Dataset content:

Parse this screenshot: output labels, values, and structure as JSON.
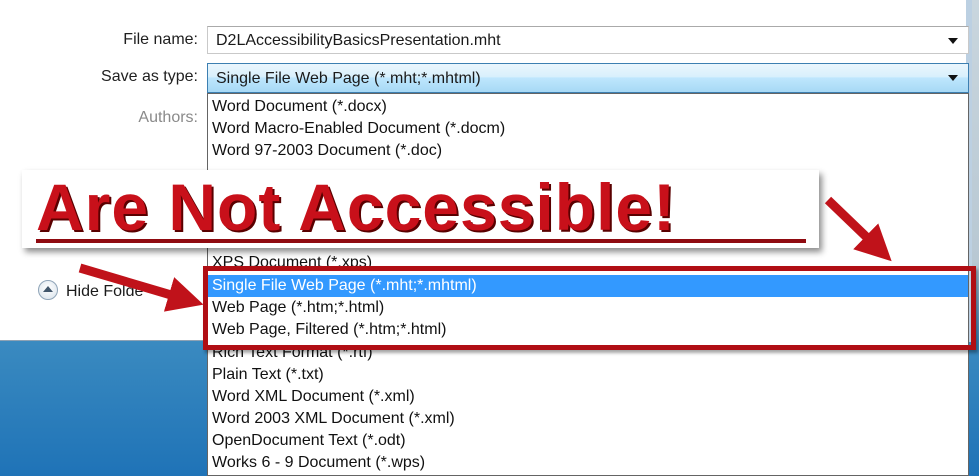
{
  "dialog": {
    "file_name_label": "File name:",
    "file_name_value": "D2LAccessibilityBasicsPresentation.mht",
    "save_as_type_label": "Save as type:",
    "save_as_type_value": "Single File Web Page (*.mht;*.mhtml)",
    "authors_label": "Authors:",
    "hide_folders_label": "Hide Folde"
  },
  "dropdown": {
    "options": [
      "Word Document (*.docx)",
      "Word Macro-Enabled Document (*.docm)",
      "Word 97-2003 Document (*.doc)",
      "XPS Document (*.xps)",
      "Single File Web Page (*.mht;*.mhtml)",
      "Web Page (*.htm;*.html)",
      "Web Page, Filtered (*.htm;*.html)",
      "Rich Text Format (*.rtf)",
      "Plain Text (*.txt)",
      "Word XML Document (*.xml)",
      "Word 2003 XML Document (*.xml)",
      "OpenDocument Text (*.odt)",
      "Works 6 - 9 Document (*.wps)"
    ],
    "selected": "Single File Web Page (*.mht;*.mhtml)"
  },
  "annotation": {
    "banner_text": "Are Not Accessible!",
    "color": "#c8101a"
  },
  "colors": {
    "selection": "#3399ff",
    "highlight_border": "#b00e14"
  }
}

Aim: Select and copy every line of the material that holds the string "Word".

Correct output:
      "Word Document (*.docx)",
      "Word Macro-Enabled Document (*.docm)",
      "Word 97-2003 Document (*.doc)",
      "Word XML Document (*.xml)",
      "Word 2003 XML Document (*.xml)",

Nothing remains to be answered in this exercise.